[start Supplied data]

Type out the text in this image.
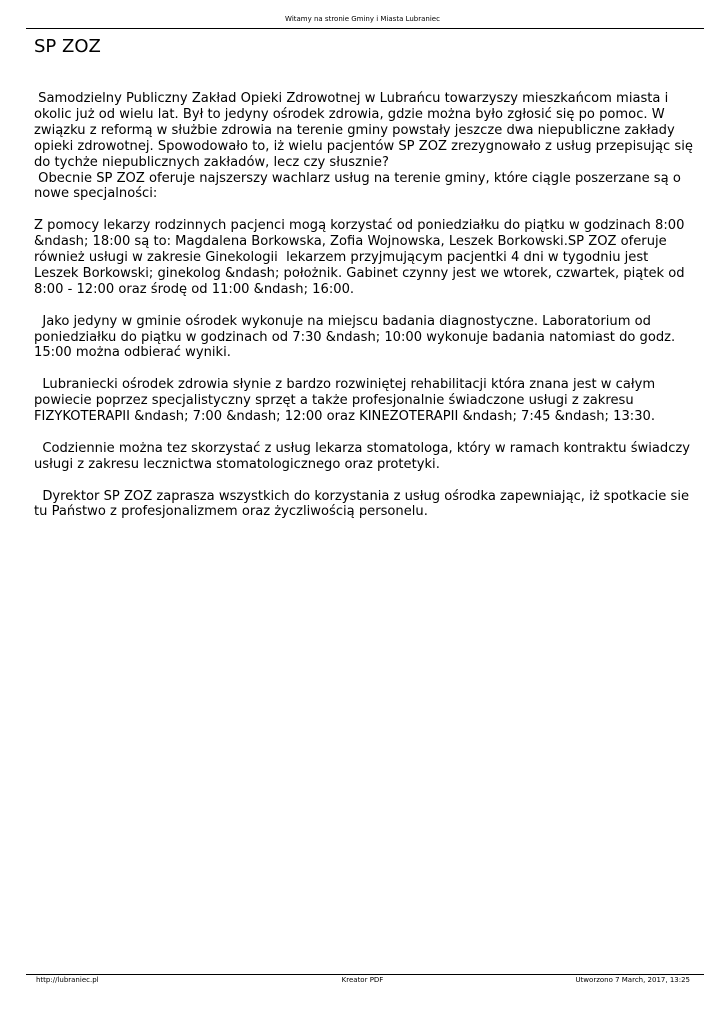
Witamy na stronie Gminy i Miasta Lubraniec
SP ZOZ

Samodzielny Publiczny Zakład Opieki Zdrowotnej w Lubrańcu towarzyszy mieszkańcom miasta i okolic już od wielu lat. Był to jedyny ośrodek zdrowia, gdzie można było zgłosić się po pomoc. W związku z reformą w służbie zdrowia na terenie gminy powstały jeszcze dwa niepubliczne zakłady opieki zdrowotnej. Spowodowało to, iż wielu pacjentów SP ZOZ zrezygnowało z usług przepisując się do tychże niepublicznych zakładów, lecz czy słusznie?

Obecnie SP ZOZ oferuje najszerszy wachlarz usług na terenie gminy, które ciągle poszerzane są o nowe specjalności:

Z pomocy lekarzy rodzinnych pacjenci mogą korzystać od poniedziałku do piątku w godzinach 8:00 &ndash; 18:00 są to: Magdalena Borkowska, Zofia Wojnowska, Leszek Borkowski.SP ZOZ oferuje również usługi w zakresie Ginekologii  lekarzem przyjmującym pacjentki 4 dni w tygodniu jest Leszek Borkowski; ginekolog &ndash; położnik. Gabinet czynny jest we wtorek, czwartek, piątek od 8:00 - 12:00 oraz środę od 11:00 &ndash; 16:00.

Jako jedyny w gminie ośrodek wykonuje na miejscu badania diagnostyczne. Laboratorium od poniedziałku do piątku w godzinach od 7:30 &ndash; 10:00 wykonuje badania natomiast do godz. 15:00 można odbierać wyniki.

Lubraniecki ośrodek zdrowia słynie z bardzo rozwiniętej rehabilitacji która znana jest w całym powiecie poprzez specjalistyczny sprzęt a także profesjonalnie świadczone usługi z zakresu FIZYKOTERAPII &ndash; 7:00 &ndash; 12:00 oraz KINEZOTERAPII &ndash; 7:45 &ndash; 13:30.

Codziennie można tez skorzystać z usług lekarza stomatologa, który w ramach kontraktu świadczy usługi z zakresu lecznictwa stomatologicznego oraz protetyki.

Dyrektor SP ZOZ zaprasza wszystkich do korzystania z usług ośrodka zapewniając, iż spotkacie sie tu Państwo z profesjonalizmem oraz życzliwością personelu.

http://lubraniec.pl	Kreator PDF	Utworzono 7 March, 2017, 13:25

[end Supplied data]

:: Stated problem ::
Quote the material word for word, dropping any images it holds.

:: Reply to the exercise ::
Type out the text in this image.
Witamy na stronie Gminy i Miasta Lubraniec
SP ZOZ

Samodzielny Publiczny Zakład Opieki Zdrowotnej w Lubrańcu towarzyszy mieszkańcom miasta i okolic już od wielu lat. Był to jedyny ośrodek zdrowia, gdzie można było zgłosić się po pomoc. W związku z reformą w służbie zdrowia na terenie gminy powstały jeszcze dwa niepubliczne zakłady opieki zdrowotnej. Spowodowało to, iż wielu pacjentów SP ZOZ zrezygnowało z usług przepisując się do tychże niepublicznych zakładów, lecz czy słusznie?

Obecnie SP ZOZ oferuje najszerszy wachlarz usług na terenie gminy, które ciągle poszerzane są o nowe specjalności:

Z pomocy lekarzy rodzinnych pacjenci mogą korzystać od poniedziałku do piątku w godzinach 8:00 &ndash; 18:00 są to: Magdalena Borkowska, Zofia Wojnowska, Leszek Borkowski.SP ZOZ oferuje również usługi w zakresie Ginekologii  lekarzem przyjmującym pacjentki 4 dni w tygodniu jest Leszek Borkowski; ginekolog &ndash; położnik. Gabinet czynny jest we wtorek, czwartek, piątek od 8:00 - 12:00 oraz środę od 11:00 &ndash; 16:00.

Jako jedyny w gminie ośrodek wykonuje na miejscu badania diagnostyczne. Laboratorium od poniedziałku do piątku w godzinach od 7:30 &ndash; 10:00 wykonuje badania natomiast do godz. 15:00 można odbierać wyniki.

Lubraniecki ośrodek zdrowia słynie z bardzo rozwiniętej rehabilitacji która znana jest w całym powiecie poprzez specjalistyczny sprzęt a także profesjonalnie świadczone usługi z zakresu FIZYKOTERAPII &ndash; 7:00 &ndash; 12:00 oraz KINEZOTERAPII &ndash; 7:45 &ndash; 13:30.

Codziennie można tez skorzystać z usług lekarza stomatologa, który w ramach kontraktu świadczy usługi z zakresu lecznictwa stomatologicznego oraz protetyki.

Dyrektor SP ZOZ zaprasza wszystkich do korzystania z usług ośrodka zapewniając, iż spotkacie sie tu Państwo z profesjonalizmem oraz życzliwością personelu.

http://lubraniec.pl	Kreator PDF	Utworzono 7 March, 2017, 13:25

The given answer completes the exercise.